■ Material provided
# # # #
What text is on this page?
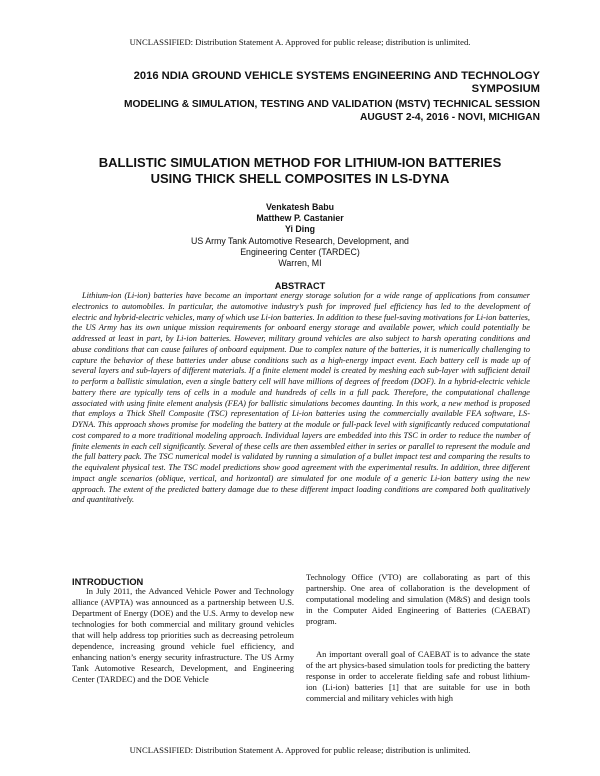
UNCLASSIFIED: Distribution Statement A. Approved for public release; distribution is unlimited.
2016 NDIA GROUND VEHICLE SYSTEMS ENGINEERING AND TECHNOLOGY
SYMPOSIUM
MODELING & SIMULATION, TESTING AND VALIDATION (MSTV) TECHNICAL SESSION
AUGUST 2-4, 2016 - NOVI, MICHIGAN
BALLISTIC SIMULATION METHOD FOR LITHIUM-ION BATTERIES
USING THICK SHELL COMPOSITES IN LS-DYNA
Venkatesh Babu
Matthew P. Castanier
Yi Ding
US Army Tank Automotive Research, Development, and
Engineering Center (TARDEC)
Warren, MI
ABSTRACT

Lithium-ion (Li-ion) batteries have become an important energy storage solution for a wide range of applications from consumer electronics to automobiles. In particular, the automotive industry’s push for improved fuel efficiency has led to the development of electric and hybrid-electric vehicles, many of which use Li-ion batteries. In addition to these fuel-saving motivations for Li-ion batteries, the US Army has its own unique mission requirements for onboard energy storage and available power, which could potentially be addressed at least in part, by Li-ion batteries. However, military ground vehicles are also subject to harsh operating conditions and abuse conditions that can cause failures of onboard equipment. Due to complex nature of the batteries, it is numerically challenging to capture the behavior of these batteries under abuse conditions such as a high-energy impact event. Each battery cell is made up of several layers and sub-layers of different materials. If a finite element model is created by meshing each sub-layer with sufficient detail to perform a ballistic simulation, even a single battery cell will have millions of degrees of freedom (DOF). In a hybrid-electric vehicle battery there are typically tens of cells in a module and hundreds of cells in a full pack. Therefore, the computational challenge associated with using finite element analysis (FEA) for ballistic simulations becomes daunting. In this work, a new method is proposed that employs a Thick Shell Composite (TSC) representation of Li-ion batteries using the commercially available FEA software, LS-DYNA. This approach shows promise for modeling the battery at the module or full-pack level with significantly reduced computational cost compared to a more traditional modeling approach. Individual layers are embedded into this TSC in order to reduce the number of finite elements in each cell significantly. Several of these cells are then assembled either in series or parallel to represent the module and the full battery pack. The TSC numerical model is validated by running a simulation of a bullet impact test and comparing the results to the equivalent physical test. The TSC model predictions show good agreement with the experimental results. In addition, three different impact angle scenarios (oblique, vertical, and horizontal) are simulated for one module of a generic Li-ion battery using the new approach. The extent of the predicted battery damage due to these different impact loading conditions are compared both qualitatively and quantitatively.

INTRODUCTION

In July 2011, the Advanced Vehicle Power and Technology alliance (AVPTA) was announced as a partnership between U.S. Department of Energy (DOE) and the U.S. Army to develop new technologies for both commercial and military ground vehicles that will help address top priorities such as decreasing petroleum dependence, increasing ground vehicle fuel efficiency, and enhancing nation’s energy security infrastructure. The US Army Tank Automotive Research, Development, and Engineering Center (TARDEC) and the DOE Vehicle

Technology Office (VTO) are collaborating as part of this partnership. One area of collaboration is the development of computational modeling and simulation (M&S) and design tools in the Computer Aided Engineering of Batteries (CAEBAT) program.

An important overall goal of CAEBAT is to advance the state of the art physics-based simulation tools for predicting the battery response in order to accelerate fielding safe and robust lithium-ion (Li-ion) batteries [1] that are suitable for use in both commercial and military vehicles with high

UNCLASSIFIED: Distribution Statement A. Approved for public release; distribution is unlimited.
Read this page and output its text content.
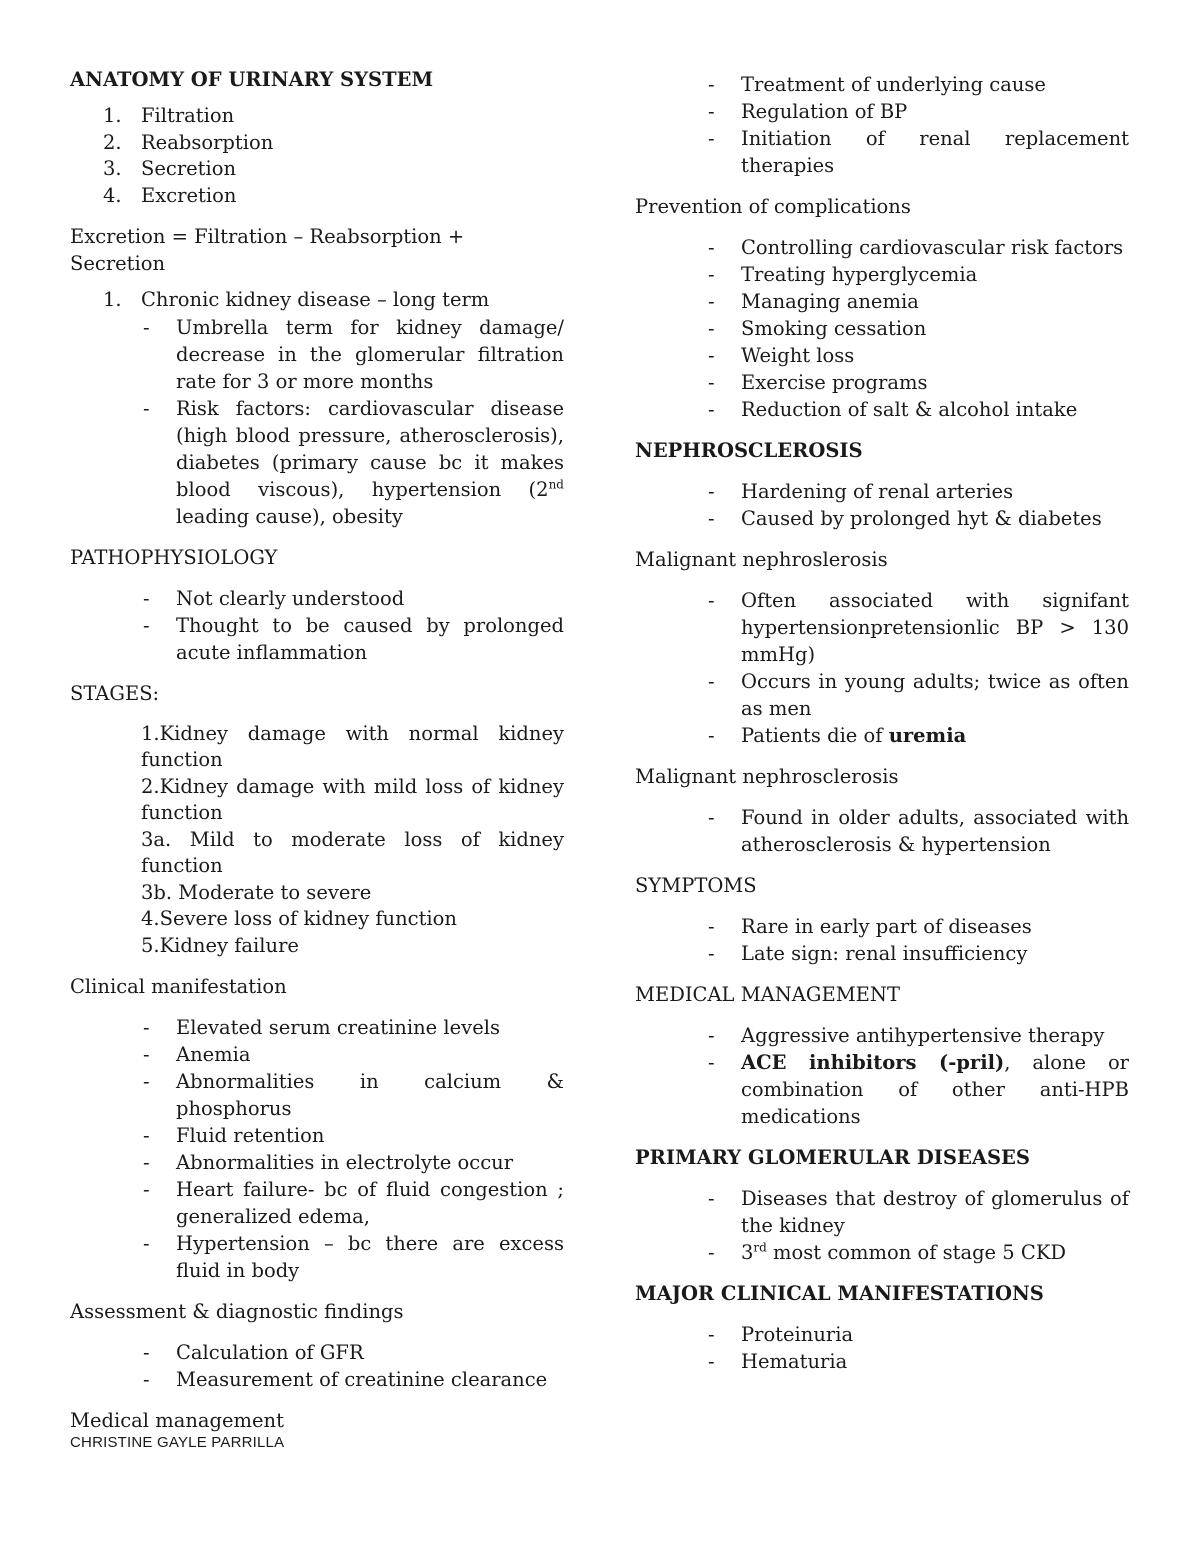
ANATOMY OF URINARY SYSTEM

1. Filtration
2. Reabsorption
3. Secretion
4. Excretion

Excretion = Filtration – Reabsorption + Secretion

1. Chronic kidney disease – long term
- Umbrella term for kidney damage/ decrease in the glomerular filtration rate for 3 or more months
- Risk factors: cardiovascular disease (high blood pressure, atherosclerosis), diabetes (primary cause bc it makes blood viscous), hypertension (2nd leading cause), obesity

PATHOPHYSIOLOGY

- Not clearly understood
- Thought to be caused by prolonged acute inflammation

STAGES:

1.Kidney damage with normal kidney function
2.Kidney damage with mild loss of kidney function
3a. Mild to moderate loss of kidney function
3b. Moderate to severe
4.Severe loss of kidney function
5.Kidney failure

Clinical manifestation

- Elevated serum creatinine levels
- Anemia
- Abnormalities in calcium & phosphorus
- Fluid retention
- Abnormalities in electrolyte occur
- Heart failure- bc of fluid congestion ; generalized edema,
- Hypertension – bc there are excess fluid in body

Assessment & diagnostic findings

- Calculation of GFR
- Measurement of creatinine clearance

Medical management

- Treatment of underlying cause
- Regulation of BP
- Initiation of renal replacement therapies

Prevention of complications

- Controlling cardiovascular risk factors
- Treating hyperglycemia
- Managing anemia
- Smoking cessation
- Weight loss
- Exercise programs
- Reduction of salt & alcohol intake

NEPHROSCLEROSIS

- Hardening of renal arteries
- Caused by prolonged hyt & diabetes

Malignant nephroslerosis

- Often associated with signifant hypertensionpretensionlic BP > 130 mmHg)
- Occurs in young adults; twice as often as men
- Patients die of uremia

Malignant nephrosclerosis

- Found in older adults, associated with atherosclerosis & hypertension

SYMPTOMS

- Rare in early part of diseases
- Late sign: renal insufficiency

MEDICAL MANAGEMENT

- Aggressive antihypertensive therapy
- ACE inhibitors (-pril), alone or combination of other anti-HPB medications

PRIMARY GLOMERULAR DISEASES

- Diseases that destroy of glomerulus of the kidney
- 3rd most common of stage 5 CKD

MAJOR CLINICAL MANIFESTATIONS

- Proteinuria
- Hematuria
CHRISTINE GAYLE PARRILLA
# # # #
■ What you have to do
Because the pictures are not wanted, retype every record exactly without them.

■ Worked solution
What text is on this page?
UNCLASSIFIED: Distribution Statement A. Approved for public release; distribution is unlimited.
2016 NDIA GROUND VEHICLE SYSTEMS ENGINEERING AND TECHNOLOGY
SYMPOSIUM
MODELING & SIMULATION, TESTING AND VALIDATION (MSTV) TECHNICAL SESSION
AUGUST 2-4, 2016 - NOVI, MICHIGAN
BALLISTIC SIMULATION METHOD FOR LITHIUM-ION BATTERIES
USING THICK SHELL COMPOSITES IN LS-DYNA
Venkatesh Babu
Matthew P. Castanier
Yi Ding
US Army Tank Automotive Research, Development, and
Engineering Center (TARDEC)
Warren, MI
ABSTRACT

Lithium-ion (Li-ion) batteries have become an important energy storage solution for a wide range of applications from consumer electronics to automobiles. In particular, the automotive industry’s push for improved fuel efficiency has led to the development of electric and hybrid-electric vehicles, many of which use Li-ion batteries. In addition to these fuel-saving motivations for Li-ion batteries, the US Army has its own unique mission requirements for onboard energy storage and available power, which could potentially be addressed at least in part, by Li-ion batteries. However, military ground vehicles are also subject to harsh operating conditions and abuse conditions that can cause failures of onboard equipment. Due to complex nature of the batteries, it is numerically challenging to capture the behavior of these batteries under abuse conditions such as a high-energy impact event. Each battery cell is made up of several layers and sub-layers of different materials. If a finite element model is created by meshing each sub-layer with sufficient detail to perform a ballistic simulation, even a single battery cell will have millions of degrees of freedom (DOF). In a hybrid-electric vehicle battery there are typically tens of cells in a module and hundreds of cells in a full pack. Therefore, the computational challenge associated with using finite element analysis (FEA) for ballistic simulations becomes daunting. In this work, a new method is proposed that employs a Thick Shell Composite (TSC) representation of Li-ion batteries using the commercially available FEA software, LS-DYNA. This approach shows promise for modeling the battery at the module or full-pack level with significantly reduced computational cost compared to a more traditional modeling approach. Individual layers are embedded into this TSC in order to reduce the number of finite elements in each cell significantly. Several of these cells are then assembled either in series or parallel to represent the module and the full battery pack. The TSC numerical model is validated by running a simulation of a bullet impact test and comparing the results to the equivalent physical test. The TSC model predictions show good agreement with the experimental results. In addition, three different impact angle scenarios (oblique, vertical, and horizontal) are simulated for one module of a generic Li-ion battery using the new approach. The extent of the predicted battery damage due to these different impact loading conditions are compared both qualitatively and quantitatively.

INTRODUCTION

In July 2011, the Advanced Vehicle Power and Technology alliance (AVPTA) was announced as a partnership between U.S. Department of Energy (DOE) and the U.S. Army to develop new technologies for both commercial and military ground vehicles that will help address top priorities such as decreasing petroleum dependence, increasing ground vehicle fuel efficiency, and enhancing nation’s energy security infrastructure. The US Army Tank Automotive Research, Development, and Engineering Center (TARDEC) and the DOE Vehicle

Technology Office (VTO) are collaborating as part of this partnership. One area of collaboration is the development of computational modeling and simulation (M&S) and design tools in the Computer Aided Engineering of Batteries (CAEBAT) program.

An important overall goal of CAEBAT is to advance the state of the art physics-based simulation tools for predicting the battery response in order to accelerate fielding safe and robust lithium-ion (Li-ion) batteries [1] that are suitable for use in both commercial and military vehicles with high

UNCLASSIFIED: Distribution Statement A. Approved for public release; distribution is unlimited.
Read this page and output its text content.
ANATOMY OF URINARY SYSTEM

1. Filtration
2. Reabsorption
3. Secretion
4. Excretion

Excretion = Filtration – Reabsorption + Secretion

1. Chronic kidney disease – long term
- Umbrella term for kidney damage/ decrease in the glomerular filtration rate for 3 or more months
- Risk factors: cardiovascular disease (high blood pressure, atherosclerosis), diabetes (primary cause bc it makes blood viscous), hypertension (2nd leading cause), obesity

PATHOPHYSIOLOGY

- Not clearly understood
- Thought to be caused by prolonged acute inflammation

STAGES:

1.Kidney damage with normal kidney function
2.Kidney damage with mild loss of kidney function
3a. Mild to moderate loss of kidney function
3b. Moderate to severe
4.Severe loss of kidney function
5.Kidney failure

Clinical manifestation

- Elevated serum creatinine levels
- Anemia
- Abnormalities in calcium & phosphorus
- Fluid retention
- Abnormalities in electrolyte occur
- Heart failure- bc of fluid congestion ; generalized edema,
- Hypertension – bc there are excess fluid in body

Assessment & diagnostic findings

- Calculation of GFR
- Measurement of creatinine clearance

Medical management

- Treatment of underlying cause
- Regulation of BP
- Initiation of renal replacement therapies

Prevention of complications

- Controlling cardiovascular risk factors
- Treating hyperglycemia
- Managing anemia
- Smoking cessation
- Weight loss
- Exercise programs
- Reduction of salt & alcohol intake

NEPHROSCLEROSIS

- Hardening of renal arteries
- Caused by prolonged hyt & diabetes

Malignant nephroslerosis

- Often associated with signifant hypertensionpretensionlic BP > 130 mmHg)
- Occurs in young adults; twice as often as men
- Patients die of uremia

Malignant nephrosclerosis

- Found in older adults, associated with atherosclerosis & hypertension

SYMPTOMS

- Rare in early part of diseases
- Late sign: renal insufficiency

MEDICAL MANAGEMENT

- Aggressive antihypertensive therapy
- ACE inhibitors (-pril), alone or combination of other anti-HPB medications

PRIMARY GLOMERULAR DISEASES

- Diseases that destroy of glomerulus of the kidney
- 3rd most common of stage 5 CKD

MAJOR CLINICAL MANIFESTATIONS

- Proteinuria
- Hematuria
CHRISTINE GAYLE PARRILLA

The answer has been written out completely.